## What to do
Rewrite the artificial foot description between "As in most conventional" and "may be viewed.", inclusive, changing "rubber" to "silicone".

## Extract to read
As in most conventional artificial foot constructions a surrounding
rubber 25 is poured and cured in a mold which restricts it to the
shape of a foot so that sole plate 18, spring 16, and ankle plate
14 are all encased within the artificial limb. Typically, rubber 25
is conformed to the shape of the foot of the wearer.
Referring to FIG. 2, the bottom of sole plate 18 may be viewed.
Typically, this plate is apertured at a large aperture 30 so as to
provide exposure through the sole of the foot and the center of the
coil spring to the bottom side of ankle plate 14. This permits a
wrench or the like to tighten a nut 33 on a bolt 35 to effect rigid
attachment of the ankle plate 14 to the ankle A of an artificial
limb. Additionally, sole plate 18, typically made of a relatively
heavy steel, is provided with one or more cut-outs 37 to lighten
its weight.
Spring 16 is selected along certain defined parameters. Typically,
the spring is selected to a diameter which is slightly smaller than
the width of the foot in the vicinity of ankle A. Secondly, the
compressive force of the spring is selected so that the full weight
of the wearer being placed on the foot will result in approximately
one-fourth of an inch compression of the spring. In the case of a
185 pound man, when full weight is placed on spring 16 compression
of one-fourth of an inch will result. Finally, the spring is
selected to provide a columnar resistance so that side-to-side
bending of plate 18 about an axis 40 taken from the ball of the
foot at 20 to the heel of the foot at 22 is resisted but
nevertheless permitted. (see FIGS. 4a and 4b.)
It can be thus seen that sole plate 18 is in effect cantilevered to
ankle 14 by the spring action of spring 16.
In addition to spring 16, sole plate 18 at its ball portion 20 is
mounted by a second coil spring 45 to ankle plate 14. Typically
sole plate 20 is provided with a first spring mount 46 and ankle
plate 14 provided with a second spring mount 47. Typically, mounts
46 and 47 are rigidly connected to the sole plate 18 and ankle
plate 14 respectively by welding. Spring 45 is mounted between the
mounts so as to be capable of acting both in tension and in
compression. For resistance of bending moments, paired half-rounded
shafts 49 and 50 and extending from mounts 46 and 47 respectively
are confronted at their respective flat surfaces within spring 45
so as to provide some columnar rigidity to spring 45. It should be
noted that tilting of sole plate 18 about axis 40 (see FIG. 2)

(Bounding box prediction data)
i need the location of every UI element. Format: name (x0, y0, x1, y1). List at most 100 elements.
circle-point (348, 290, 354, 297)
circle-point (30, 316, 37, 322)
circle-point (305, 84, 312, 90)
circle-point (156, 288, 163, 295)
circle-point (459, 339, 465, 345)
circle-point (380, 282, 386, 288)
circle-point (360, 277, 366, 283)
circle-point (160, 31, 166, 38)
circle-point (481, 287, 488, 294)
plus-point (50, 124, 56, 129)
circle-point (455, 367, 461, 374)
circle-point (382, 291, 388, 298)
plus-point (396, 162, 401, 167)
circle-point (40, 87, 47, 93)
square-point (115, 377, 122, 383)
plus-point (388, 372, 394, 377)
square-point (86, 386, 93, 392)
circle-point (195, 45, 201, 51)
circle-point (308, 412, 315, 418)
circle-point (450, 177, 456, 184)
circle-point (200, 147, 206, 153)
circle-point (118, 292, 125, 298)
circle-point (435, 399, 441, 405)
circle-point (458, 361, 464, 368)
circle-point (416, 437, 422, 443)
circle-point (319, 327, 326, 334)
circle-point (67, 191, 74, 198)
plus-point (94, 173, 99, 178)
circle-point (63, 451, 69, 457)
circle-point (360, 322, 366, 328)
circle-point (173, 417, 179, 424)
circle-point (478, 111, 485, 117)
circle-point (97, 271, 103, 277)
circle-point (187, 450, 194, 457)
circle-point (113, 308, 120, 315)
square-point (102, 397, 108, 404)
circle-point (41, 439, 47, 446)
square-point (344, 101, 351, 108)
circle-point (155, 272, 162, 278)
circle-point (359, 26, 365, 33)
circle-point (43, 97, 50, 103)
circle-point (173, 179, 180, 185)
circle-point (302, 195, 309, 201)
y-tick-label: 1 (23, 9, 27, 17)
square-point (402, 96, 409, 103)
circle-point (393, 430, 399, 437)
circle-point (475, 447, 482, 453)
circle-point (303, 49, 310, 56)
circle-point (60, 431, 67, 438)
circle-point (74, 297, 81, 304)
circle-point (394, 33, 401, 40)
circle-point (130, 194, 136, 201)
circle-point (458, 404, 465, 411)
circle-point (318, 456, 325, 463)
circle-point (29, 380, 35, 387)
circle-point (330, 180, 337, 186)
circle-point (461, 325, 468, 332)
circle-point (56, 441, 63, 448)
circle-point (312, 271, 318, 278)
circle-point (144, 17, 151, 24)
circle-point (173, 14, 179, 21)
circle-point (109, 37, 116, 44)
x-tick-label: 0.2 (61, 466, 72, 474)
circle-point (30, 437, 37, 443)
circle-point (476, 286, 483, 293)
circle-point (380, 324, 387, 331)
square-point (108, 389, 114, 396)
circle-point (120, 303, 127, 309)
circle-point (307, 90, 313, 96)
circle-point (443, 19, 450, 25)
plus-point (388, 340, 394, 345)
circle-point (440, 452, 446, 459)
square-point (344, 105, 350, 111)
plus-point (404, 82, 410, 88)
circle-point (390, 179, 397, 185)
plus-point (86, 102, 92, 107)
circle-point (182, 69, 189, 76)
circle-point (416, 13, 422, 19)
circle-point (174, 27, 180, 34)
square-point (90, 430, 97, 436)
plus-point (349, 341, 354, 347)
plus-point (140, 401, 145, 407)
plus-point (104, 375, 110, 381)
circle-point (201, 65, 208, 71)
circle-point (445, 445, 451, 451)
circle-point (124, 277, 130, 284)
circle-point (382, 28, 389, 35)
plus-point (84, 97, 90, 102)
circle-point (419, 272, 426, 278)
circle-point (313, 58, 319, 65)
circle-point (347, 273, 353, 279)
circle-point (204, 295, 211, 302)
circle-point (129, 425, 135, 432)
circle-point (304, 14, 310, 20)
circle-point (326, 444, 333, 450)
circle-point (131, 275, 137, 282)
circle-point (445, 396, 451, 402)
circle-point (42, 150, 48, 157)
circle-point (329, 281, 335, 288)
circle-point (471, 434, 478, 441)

## Written response
As in most conventional artificial foot constructions a surrounding
silicone 25 is poured and cured in a mold which restricts it to the
shape of a foot so that sole plate 18, spring 16, and ankle plate
14 are all encased within the artificial limb. Typically, silicone 25
is conformed to the shape of the foot of the wearer.
Referring to FIG. 2, the bottom of sole plate 18 may be viewed.